* Your goal:
Extract every entry word for word. Skip the pictures.

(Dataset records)
● ● ● ● ● ● ●
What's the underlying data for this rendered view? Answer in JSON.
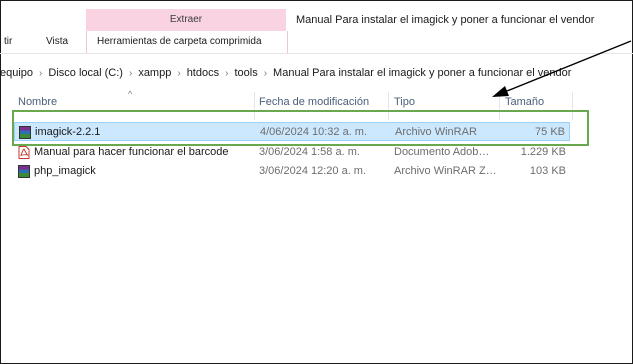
{
  "ribbon": {
    "tab_partial_left": "tir",
    "tab_view": "Vista",
    "context_group": "Extraer",
    "context_tab": "Herramientas de carpeta comprimida",
    "window_title": "Manual Para instalar el imagick y poner a funcionar el vendor"
  },
  "address": {
    "crumbs": [
      "equipo",
      "Disco local (C:)",
      "xampp",
      "htdocs",
      "tools",
      "Manual Para instalar el imagick y poner a funcionar el vendor"
    ],
    "separator": "›"
  },
  "columns": {
    "name": "Nombre",
    "date": "Fecha de modificación",
    "type": "Tipo",
    "size": "Tamaño",
    "sort_indicator": "^"
  },
  "files": [
    {
      "name": "imagick-2.2.1",
      "date": "4/06/2024 10:32 a. m.",
      "type": "Archivo WinRAR",
      "size": "75 KB",
      "icon": "winrar-archive-icon",
      "selected": true
    },
    {
      "name": "Manual para hacer funcionar el barcode",
      "date": "3/06/2024 1:58 a. m.",
      "type": "Documento Adob…",
      "size": "1.229 KB",
      "icon": "pdf-document-icon",
      "selected": false
    },
    {
      "name": "php_imagick",
      "date": "3/06/2024 12:20 a. m.",
      "type": "Archivo WinRAR Z…",
      "size": "103 KB",
      "icon": "winrar-zip-icon",
      "selected": false
    }
  ],
  "colors": {
    "selection": "#cce8ff",
    "context_tab": "#f9d3e2",
    "highlight_box": "#6aa84f"
  }
}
● ● ● ● ● ● ●
* Task result:
What's the underlying data for this rendered view? Answer in JSON.
{
  "ribbon": {
    "tab_partial_left": "tir",
    "tab_view": "Vista",
    "context_group": "Extraer",
    "context_tab": "Herramientas de carpeta comprimida",
    "window_title": "Manual Para instalar el imagick y poner a funcionar el vendor"
  },
  "address": {
    "crumbs": [
      "equipo",
      "Disco local (C:)",
      "xampp",
      "htdocs",
      "tools",
      "Manual Para instalar el imagick y poner a funcionar el vendor"
    ],
    "separator": "›"
  },
  "columns": {
    "name": "Nombre",
    "date": "Fecha de modificación",
    "type": "Tipo",
    "size": "Tamaño",
    "sort_indicator": "^"
  },
  "files": [
    {
      "name": "imagick-2.2.1",
      "date": "4/06/2024 10:32 a. m.",
      "type": "Archivo WinRAR",
      "size": "75 KB",
      "icon": "winrar-archive-icon",
      "selected": true
    },
    {
      "name": "Manual para hacer funcionar el barcode",
      "date": "3/06/2024 1:58 a. m.",
      "type": "Documento Adob…",
      "size": "1.229 KB",
      "icon": "pdf-document-icon",
      "selected": false
    },
    {
      "name": "php_imagick",
      "date": "3/06/2024 12:20 a. m.",
      "type": "Archivo WinRAR Z…",
      "size": "103 KB",
      "icon": "winrar-zip-icon",
      "selected": false
    }
  ],
  "colors": {
    "selection": "#cce8ff",
    "context_tab": "#f9d3e2",
    "highlight_box": "#6aa84f"
  }
}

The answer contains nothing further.